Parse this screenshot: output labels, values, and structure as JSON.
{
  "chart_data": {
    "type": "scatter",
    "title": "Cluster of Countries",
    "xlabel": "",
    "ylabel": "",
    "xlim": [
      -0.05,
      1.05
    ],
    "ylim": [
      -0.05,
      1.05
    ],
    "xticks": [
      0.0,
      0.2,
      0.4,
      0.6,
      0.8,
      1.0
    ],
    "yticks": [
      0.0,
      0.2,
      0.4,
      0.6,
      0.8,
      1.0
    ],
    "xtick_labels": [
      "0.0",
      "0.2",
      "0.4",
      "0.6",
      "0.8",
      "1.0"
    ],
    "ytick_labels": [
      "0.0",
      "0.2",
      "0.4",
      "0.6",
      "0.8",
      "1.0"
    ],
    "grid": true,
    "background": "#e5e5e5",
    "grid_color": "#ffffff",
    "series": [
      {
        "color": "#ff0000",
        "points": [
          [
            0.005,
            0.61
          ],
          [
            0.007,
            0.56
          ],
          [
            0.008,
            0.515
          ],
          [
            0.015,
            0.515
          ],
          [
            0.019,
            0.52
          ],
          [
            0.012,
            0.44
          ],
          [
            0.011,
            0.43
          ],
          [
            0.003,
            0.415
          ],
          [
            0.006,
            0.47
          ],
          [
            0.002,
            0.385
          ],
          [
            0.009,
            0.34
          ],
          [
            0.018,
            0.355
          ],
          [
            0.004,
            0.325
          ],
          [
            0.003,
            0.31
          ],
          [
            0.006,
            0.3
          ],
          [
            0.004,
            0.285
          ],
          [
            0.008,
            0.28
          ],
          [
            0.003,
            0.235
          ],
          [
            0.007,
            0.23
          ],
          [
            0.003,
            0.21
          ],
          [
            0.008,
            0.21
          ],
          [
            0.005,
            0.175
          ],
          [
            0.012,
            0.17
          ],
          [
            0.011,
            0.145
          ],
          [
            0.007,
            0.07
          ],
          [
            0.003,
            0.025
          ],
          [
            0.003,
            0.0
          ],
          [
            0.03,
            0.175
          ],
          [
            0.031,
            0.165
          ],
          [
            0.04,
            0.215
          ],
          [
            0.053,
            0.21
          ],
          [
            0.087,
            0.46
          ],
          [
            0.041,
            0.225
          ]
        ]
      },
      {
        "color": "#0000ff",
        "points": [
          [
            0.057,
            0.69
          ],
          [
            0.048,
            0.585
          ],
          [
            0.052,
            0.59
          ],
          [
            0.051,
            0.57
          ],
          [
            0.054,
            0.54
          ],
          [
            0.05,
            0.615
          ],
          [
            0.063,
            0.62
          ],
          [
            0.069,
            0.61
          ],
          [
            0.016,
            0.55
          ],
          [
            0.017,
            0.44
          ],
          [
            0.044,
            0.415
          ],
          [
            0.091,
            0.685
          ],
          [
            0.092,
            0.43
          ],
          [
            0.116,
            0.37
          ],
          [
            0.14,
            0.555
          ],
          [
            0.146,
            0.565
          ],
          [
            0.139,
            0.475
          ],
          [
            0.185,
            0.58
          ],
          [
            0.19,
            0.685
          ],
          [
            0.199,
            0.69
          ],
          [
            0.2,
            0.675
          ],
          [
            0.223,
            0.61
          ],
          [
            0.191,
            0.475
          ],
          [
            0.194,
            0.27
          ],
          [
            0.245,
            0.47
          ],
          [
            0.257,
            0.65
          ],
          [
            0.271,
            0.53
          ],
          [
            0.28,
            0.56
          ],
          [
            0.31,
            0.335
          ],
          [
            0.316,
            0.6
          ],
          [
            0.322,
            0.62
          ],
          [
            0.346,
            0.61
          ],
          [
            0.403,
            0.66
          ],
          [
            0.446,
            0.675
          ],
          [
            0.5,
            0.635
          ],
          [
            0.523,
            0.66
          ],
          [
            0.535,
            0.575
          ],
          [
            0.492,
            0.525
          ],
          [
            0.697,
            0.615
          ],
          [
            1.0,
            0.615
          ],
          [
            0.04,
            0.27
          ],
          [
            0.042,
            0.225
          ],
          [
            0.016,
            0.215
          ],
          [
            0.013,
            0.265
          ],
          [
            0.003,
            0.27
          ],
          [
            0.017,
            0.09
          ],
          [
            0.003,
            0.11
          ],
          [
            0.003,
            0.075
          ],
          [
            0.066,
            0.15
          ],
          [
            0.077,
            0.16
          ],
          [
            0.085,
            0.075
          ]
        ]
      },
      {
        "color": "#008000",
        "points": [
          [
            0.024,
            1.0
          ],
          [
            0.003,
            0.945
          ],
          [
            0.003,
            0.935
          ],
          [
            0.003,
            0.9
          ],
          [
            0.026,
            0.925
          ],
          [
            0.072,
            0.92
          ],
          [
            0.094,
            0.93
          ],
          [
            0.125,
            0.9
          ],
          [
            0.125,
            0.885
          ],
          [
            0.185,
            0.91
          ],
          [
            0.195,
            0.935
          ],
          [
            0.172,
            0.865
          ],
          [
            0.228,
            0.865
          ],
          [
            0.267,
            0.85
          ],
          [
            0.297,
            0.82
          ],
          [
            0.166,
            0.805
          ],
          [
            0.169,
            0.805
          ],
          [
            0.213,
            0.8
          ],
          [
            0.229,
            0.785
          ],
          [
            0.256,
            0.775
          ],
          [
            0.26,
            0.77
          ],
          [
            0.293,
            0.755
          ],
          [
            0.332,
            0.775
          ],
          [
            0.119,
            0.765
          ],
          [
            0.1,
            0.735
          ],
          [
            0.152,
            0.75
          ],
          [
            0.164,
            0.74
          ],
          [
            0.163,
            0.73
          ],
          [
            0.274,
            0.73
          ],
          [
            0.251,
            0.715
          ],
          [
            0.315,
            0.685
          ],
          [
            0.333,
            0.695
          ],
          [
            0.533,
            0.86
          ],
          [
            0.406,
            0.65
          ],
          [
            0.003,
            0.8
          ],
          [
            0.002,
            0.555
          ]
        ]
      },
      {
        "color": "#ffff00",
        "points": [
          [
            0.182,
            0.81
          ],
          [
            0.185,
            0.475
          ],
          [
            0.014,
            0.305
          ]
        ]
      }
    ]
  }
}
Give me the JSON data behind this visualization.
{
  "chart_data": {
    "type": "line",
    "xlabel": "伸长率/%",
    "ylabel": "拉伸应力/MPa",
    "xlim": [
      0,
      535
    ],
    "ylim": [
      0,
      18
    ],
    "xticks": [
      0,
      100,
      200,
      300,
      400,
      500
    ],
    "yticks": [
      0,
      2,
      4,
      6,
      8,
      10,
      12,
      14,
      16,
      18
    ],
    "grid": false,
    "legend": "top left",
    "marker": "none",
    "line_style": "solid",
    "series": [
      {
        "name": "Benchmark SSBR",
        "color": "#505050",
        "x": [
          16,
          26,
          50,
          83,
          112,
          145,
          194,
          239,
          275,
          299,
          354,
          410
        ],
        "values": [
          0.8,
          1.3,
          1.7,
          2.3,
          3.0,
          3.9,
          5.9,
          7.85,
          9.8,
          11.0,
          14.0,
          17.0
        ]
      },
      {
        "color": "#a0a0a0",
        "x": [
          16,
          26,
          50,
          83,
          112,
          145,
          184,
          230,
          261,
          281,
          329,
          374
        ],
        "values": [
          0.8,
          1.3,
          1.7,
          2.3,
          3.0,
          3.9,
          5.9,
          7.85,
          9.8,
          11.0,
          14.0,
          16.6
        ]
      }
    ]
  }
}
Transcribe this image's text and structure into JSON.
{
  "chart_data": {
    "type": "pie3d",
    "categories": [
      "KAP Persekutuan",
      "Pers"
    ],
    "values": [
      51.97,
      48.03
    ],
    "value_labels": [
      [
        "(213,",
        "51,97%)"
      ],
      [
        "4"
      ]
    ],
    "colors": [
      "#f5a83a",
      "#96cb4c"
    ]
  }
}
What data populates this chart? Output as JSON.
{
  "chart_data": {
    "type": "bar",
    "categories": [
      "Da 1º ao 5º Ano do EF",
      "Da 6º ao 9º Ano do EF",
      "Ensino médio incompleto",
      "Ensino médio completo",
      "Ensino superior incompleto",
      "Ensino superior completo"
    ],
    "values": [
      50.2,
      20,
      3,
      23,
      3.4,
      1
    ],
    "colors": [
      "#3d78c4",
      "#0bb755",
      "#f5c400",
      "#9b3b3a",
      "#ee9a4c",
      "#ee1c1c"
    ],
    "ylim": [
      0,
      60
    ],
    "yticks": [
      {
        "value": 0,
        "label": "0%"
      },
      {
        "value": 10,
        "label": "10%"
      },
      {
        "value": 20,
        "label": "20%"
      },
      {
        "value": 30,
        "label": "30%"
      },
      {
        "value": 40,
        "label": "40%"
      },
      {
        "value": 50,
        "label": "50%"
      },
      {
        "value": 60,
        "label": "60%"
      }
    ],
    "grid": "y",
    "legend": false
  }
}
..........
#### Problem details
Look for the word "incompleto" in every line of the listing and copy the lines that have it.

#### Result
      "Ensino médio incompleto",
      "Ensino superior incompleto",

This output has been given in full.